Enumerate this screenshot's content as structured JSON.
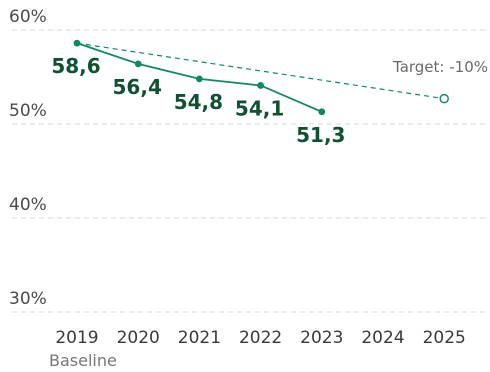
{
  "chart_data": {
    "type": "line",
    "x": [
      "2019",
      "2020",
      "2021",
      "2022",
      "2023",
      "2024",
      "2025"
    ],
    "x_sublabels": {
      "2019": "Baseline"
    },
    "y_ticks": [
      "60%",
      "50%",
      "40%",
      "30%"
    ],
    "ylim": [
      30,
      60
    ],
    "grid": true,
    "series": [
      {
        "style": "solid",
        "color": "#0f8a5f",
        "points": [
          {
            "x": "2019",
            "y": 58.6,
            "label": "58,6"
          },
          {
            "x": "2020",
            "y": 56.4,
            "label": "56,4"
          },
          {
            "x": "2021",
            "y": 54.8,
            "label": "54,8"
          },
          {
            "x": "2022",
            "y": 54.1,
            "label": "54,1"
          },
          {
            "x": "2023",
            "y": 51.3,
            "label": "51,3"
          }
        ]
      },
      {
        "name": "Target: -10%",
        "style": "dashed",
        "color": "#0f8a5f",
        "points": [
          {
            "x": "2019",
            "y": 58.6
          },
          {
            "x": "2025",
            "y": 52.7
          }
        ]
      }
    ],
    "colors": {
      "line": "#0f8a5f",
      "labels": "#0f5132",
      "grid": "#d9d9d9"
    }
  }
}
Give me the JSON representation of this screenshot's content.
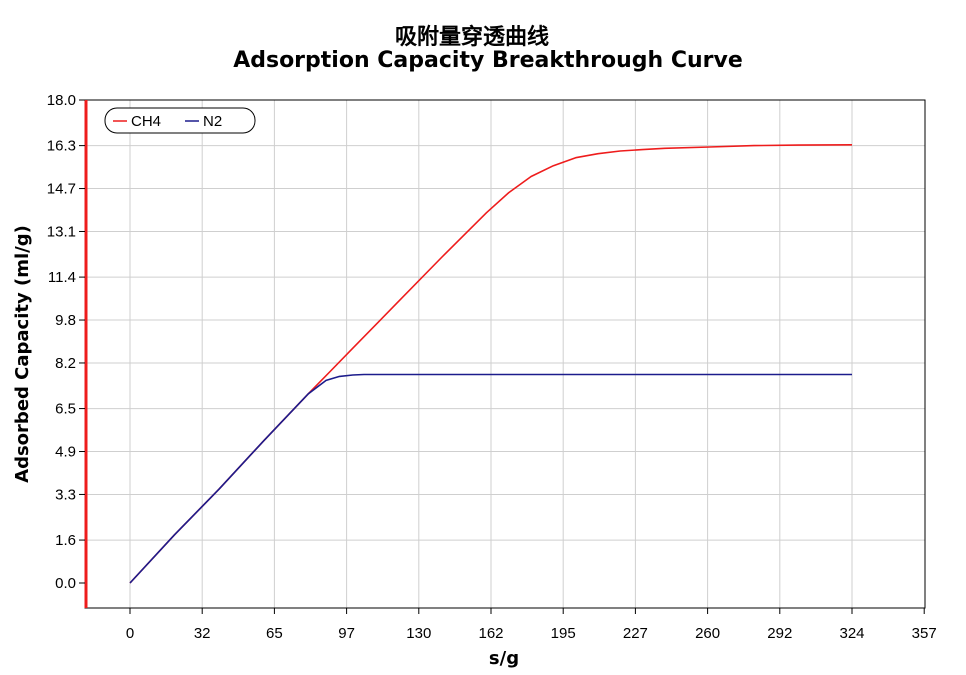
{
  "chart_data": {
    "type": "line",
    "title": "吸附量穿透曲线",
    "subtitle": "Adsorption Capacity Breakthrough Curve",
    "xlabel": "s/g",
    "ylabel": "Adsorbed Capacity (ml/g)",
    "x_ticks": [
      "0",
      "32",
      "65",
      "97",
      "130",
      "162",
      "195",
      "227",
      "260",
      "292",
      "324",
      "357"
    ],
    "y_ticks": [
      "0.0",
      "1.6",
      "3.3",
      "4.9",
      "6.5",
      "8.2",
      "9.8",
      "11.4",
      "13.1",
      "14.7",
      "16.3",
      "18.0"
    ],
    "xlim": [
      -19,
      357
    ],
    "ylim": [
      -1,
      18.0
    ],
    "grid": true,
    "legend_position": "top-left",
    "series": [
      {
        "name": "CH4",
        "color": "#ee1c1c",
        "x": [
          0,
          20,
          40,
          60,
          80,
          90,
          100,
          120,
          140,
          160,
          170,
          180,
          190,
          200,
          210,
          220,
          230,
          240,
          260,
          280,
          300,
          324
        ],
        "y": [
          0,
          1.8,
          3.5,
          5.3,
          7.05,
          7.9,
          8.75,
          10.45,
          12.15,
          13.8,
          14.55,
          15.15,
          15.55,
          15.85,
          16.0,
          16.1,
          16.15,
          16.2,
          16.25,
          16.3,
          16.32,
          16.33
        ]
      },
      {
        "name": "N2",
        "color": "#1c1c8c",
        "x": [
          0,
          20,
          40,
          60,
          80,
          88,
          94,
          100,
          105,
          120,
          160,
          200,
          260,
          324
        ],
        "y": [
          0,
          1.8,
          3.5,
          5.3,
          7.05,
          7.55,
          7.7,
          7.75,
          7.77,
          7.77,
          7.77,
          7.77,
          7.77,
          7.77
        ]
      }
    ]
  }
}
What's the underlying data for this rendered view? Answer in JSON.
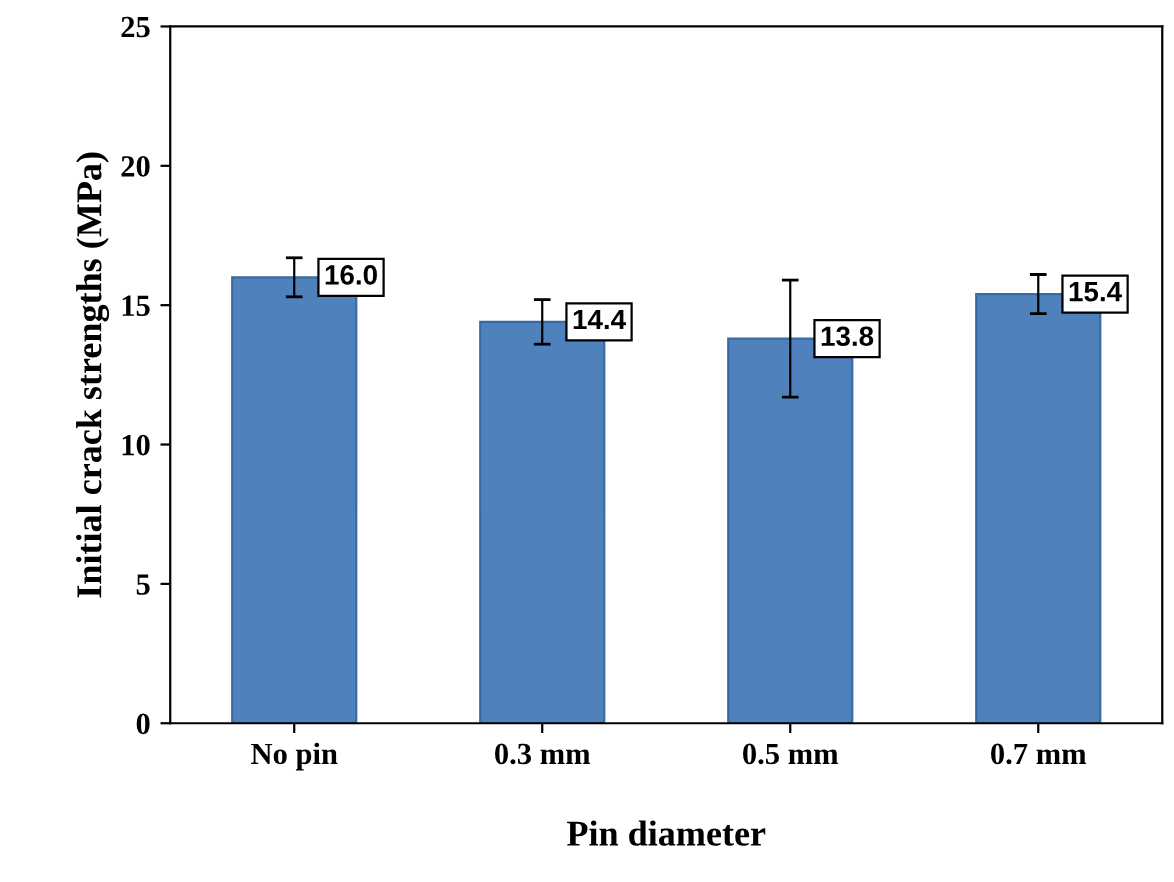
{
  "chart_data": {
    "type": "bar",
    "xlabel": "Pin diameter",
    "ylabel": "Initial crack strengths (MPa)",
    "categories": [
      "No pin",
      "0.3 mm",
      "0.5 mm",
      "0.7 mm"
    ],
    "values": [
      16.0,
      14.4,
      13.8,
      15.4
    ],
    "color": "#4f81bd",
    "errors": [
      0.7,
      0.8,
      2.1,
      0.7
    ],
    "ylim": [
      0,
      25
    ],
    "yticks": [
      0,
      5,
      10,
      15,
      20,
      25
    ],
    "grid": false,
    "value_labels": [
      "16.0",
      "14.4",
      "13.8",
      "15.4"
    ]
  }
}
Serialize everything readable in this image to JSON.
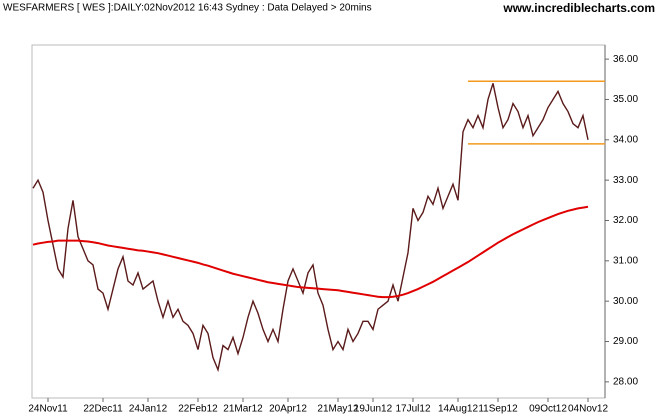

• • •

GIVEN PROBLEM: Extract, word for word, every line from the one holding "What's the underlying" through the closing line of the data above. Do not include any pictures.

PROBLEM SOLUTION:
What's the underlying data for this rendered view? Answer in JSON.
{
  "chart_data": {
    "type": "bar",
    "xlabel": "Pin diameter",
    "ylabel": "Initial crack strengths (MPa)",
    "categories": [
      "No pin",
      "0.3 mm",
      "0.5 mm",
      "0.7 mm"
    ],
    "values": [
      16.0,
      14.4,
      13.8,
      15.4
    ],
    "color": "#4f81bd",
    "errors": [
      0.7,
      0.8,
      2.1,
      0.7
    ],
    "ylim": [
      0,
      25
    ],
    "yticks": [
      0,
      5,
      10,
      15,
      20,
      25
    ],
    "grid": false,
    "value_labels": [
      "16.0",
      "14.4",
      "13.8",
      "15.4"
    ]
  }
}
Serialize everything readable in this image to JSON.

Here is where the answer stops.